| Available records |
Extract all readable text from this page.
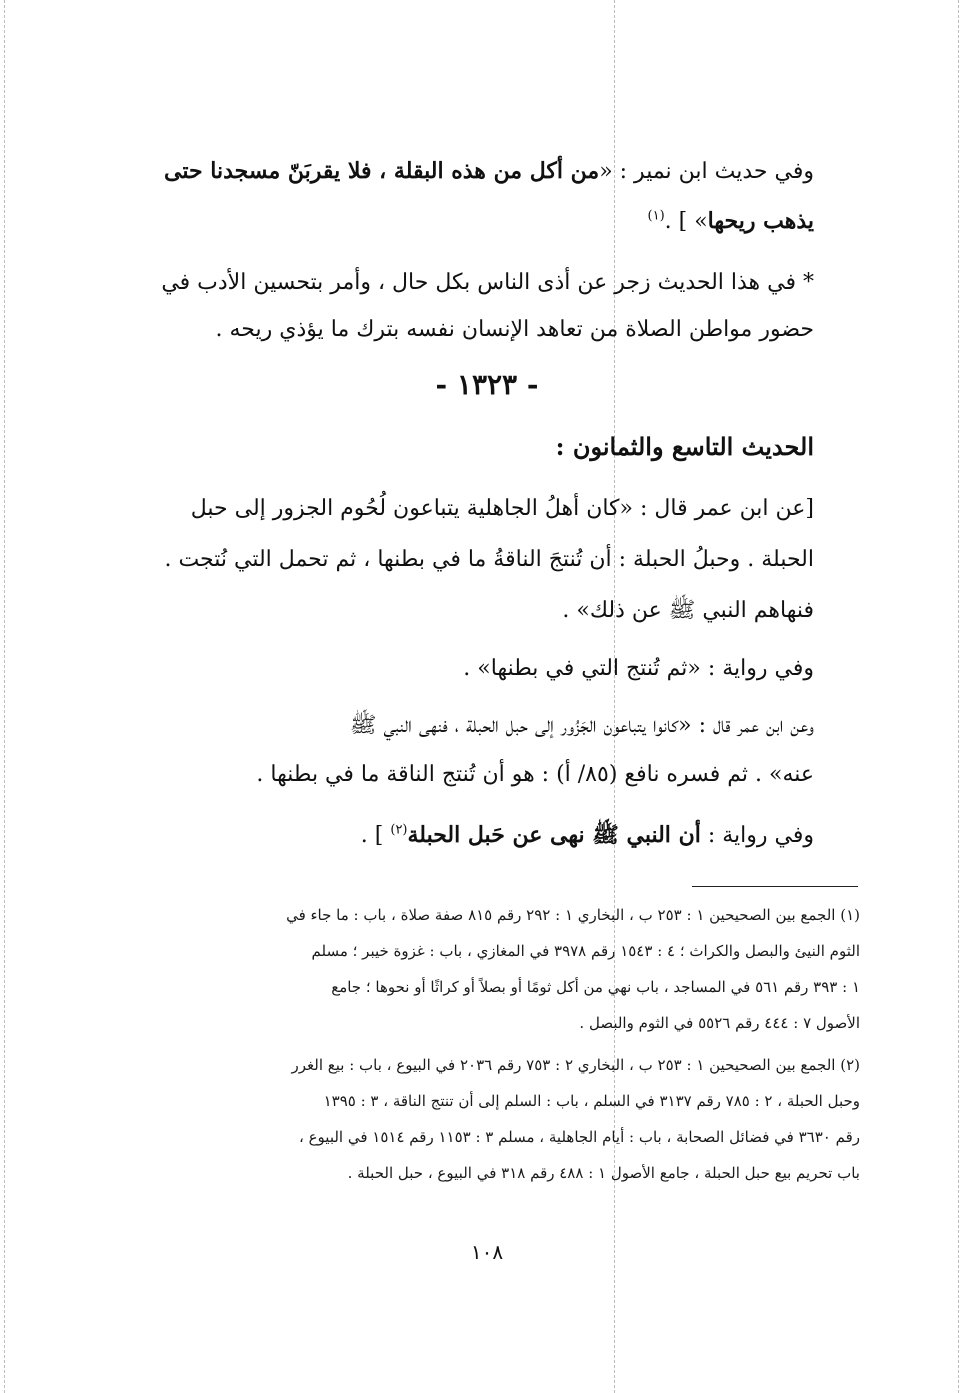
وفي حديث ابن نمير : «من أكل من هذه البقلة ، فلا يقربَنّ مسجدنا حتى
يذهب ريحها» ] .$^{(١)}$
* في هذا الحديث زجر عن أذى الناس بكل حال ، وأمر بتحسين الأدب في
حضور مواطن الصلاة من تعاهد الإنسان نفسه بترك ما يؤذي ريحه .
- ١٣٢٣ -
الحديث التاسع والثمانون :
[عن ابن عمر قال : «كان أهلُ الجاهلية يتباعون لُحُوم الجزور إلى حبل
الحبلة . وحبلُ الحبلة : أن تُنتجَ الناقةُ ما في بطنها ، ثم تحمل التي نُتجت .
فنهاهم النبي ﷺ عن ذلك» .
وفي رواية : «ثم تُنتج التي في بطنها» .
وعن ابن عمر قال : «كانوا يتباعون الجَزُور إلى حبل الحبلة ، فنهى النبي ﷺ
عنه» . ثم فسره نافع (٨٥/ أ) : هو أن تُنتج الناقة ما في بطنها .
وفي رواية : أن النبي ﷺ نهى عن حَبل الحبلة$^{(٢)}$ ] .
(١) الجمع بين الصحيحين ١ : ٢٥٣ ب ، البخاري ١ : ٢٩٢ رقم ٨١٥ صفة صلاة ، باب : ما جاء في
الثوم النيئ والبصل والكراث ؛ ٤ : ١٥٤٣ رقم ٣٩٧٨ في المغازي ، باب : غزوة خيبر ؛ مسلم
١ : ٣٩٣ رقم ٥٦١ في المساجد ، باب نهي من أكل ثومًا أو بصلاً أو كراثًا أو نحوها ؛ جامع
الأصول ٧ : ٤٤٤ رقم ٥٥٢٦ في الثوم والبصل .
(٢) الجمع بين الصحيحين ١ : ٢٥٣ ب ، البخاري ٢ : ٧٥٣ رقم ٢٠٣٦ في البيوع ، باب : بيع الغرر
وحبل الحبلة ، ٢ : ٧٨٥ رقم ٣١٣٧ في السلم ، باب : السلم إلى أن تنتج الناقة ، ٣ : ١٣٩٥
رقم ٣٦٣٠ في فضائل الصحابة ، باب : أيام الجاهلية ، مسلم ٣ : ١١٥٣ رقم ١٥١٤ في البيوع ،
باب تحريم بيع حبل الحبلة ، جامع الأصول ١ : ٤٨٨ رقم ٣١٨ في البيوع ، حبل الحبلة .
١٠٨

| Written request |
Your copy should hold every record word for word and none of the pictures.

| The output |
Extract all readable text from this page.
وفي حديث ابن نمير : «من أكل من هذه البقلة ، فلا يقربَنّ مسجدنا حتى
يذهب ريحها» ] .$^{(١)}$
* في هذا الحديث زجر عن أذى الناس بكل حال ، وأمر بتحسين الأدب في
حضور مواطن الصلاة من تعاهد الإنسان نفسه بترك ما يؤذي ريحه .
- ١٣٢٣ -
الحديث التاسع والثمانون :
[عن ابن عمر قال : «كان أهلُ الجاهلية يتباعون لُحُوم الجزور إلى حبل
الحبلة . وحبلُ الحبلة : أن تُنتجَ الناقةُ ما في بطنها ، ثم تحمل التي نُتجت .
فنهاهم النبي ﷺ عن ذلك» .
وفي رواية : «ثم تُنتج التي في بطنها» .
وعن ابن عمر قال : «كانوا يتباعون الجَزُور إلى حبل الحبلة ، فنهى النبي ﷺ
عنه» . ثم فسره نافع (٨٥/ أ) : هو أن تُنتج الناقة ما في بطنها .
وفي رواية : أن النبي ﷺ نهى عن حَبل الحبلة$^{(٢)}$ ] .
(١) الجمع بين الصحيحين ١ : ٢٥٣ ب ، البخاري ١ : ٢٩٢ رقم ٨١٥ صفة صلاة ، باب : ما جاء في
الثوم النيئ والبصل والكراث ؛ ٤ : ١٥٤٣ رقم ٣٩٧٨ في المغازي ، باب : غزوة خيبر ؛ مسلم
١ : ٣٩٣ رقم ٥٦١ في المساجد ، باب نهي من أكل ثومًا أو بصلاً أو كراثًا أو نحوها ؛ جامع
الأصول ٧ : ٤٤٤ رقم ٥٥٢٦ في الثوم والبصل .
(٢) الجمع بين الصحيحين ١ : ٢٥٣ ب ، البخاري ٢ : ٧٥٣ رقم ٢٠٣٦ في البيوع ، باب : بيع الغرر
وحبل الحبلة ، ٢ : ٧٨٥ رقم ٣١٣٧ في السلم ، باب : السلم إلى أن تنتج الناقة ، ٣ : ١٣٩٥
رقم ٣٦٣٠ في فضائل الصحابة ، باب : أيام الجاهلية ، مسلم ٣ : ١١٥٣ رقم ١٥١٤ في البيوع ،
باب تحريم بيع حبل الحبلة ، جامع الأصول ١ : ٤٨٨ رقم ٣١٨ في البيوع ، حبل الحبلة .
١٠٨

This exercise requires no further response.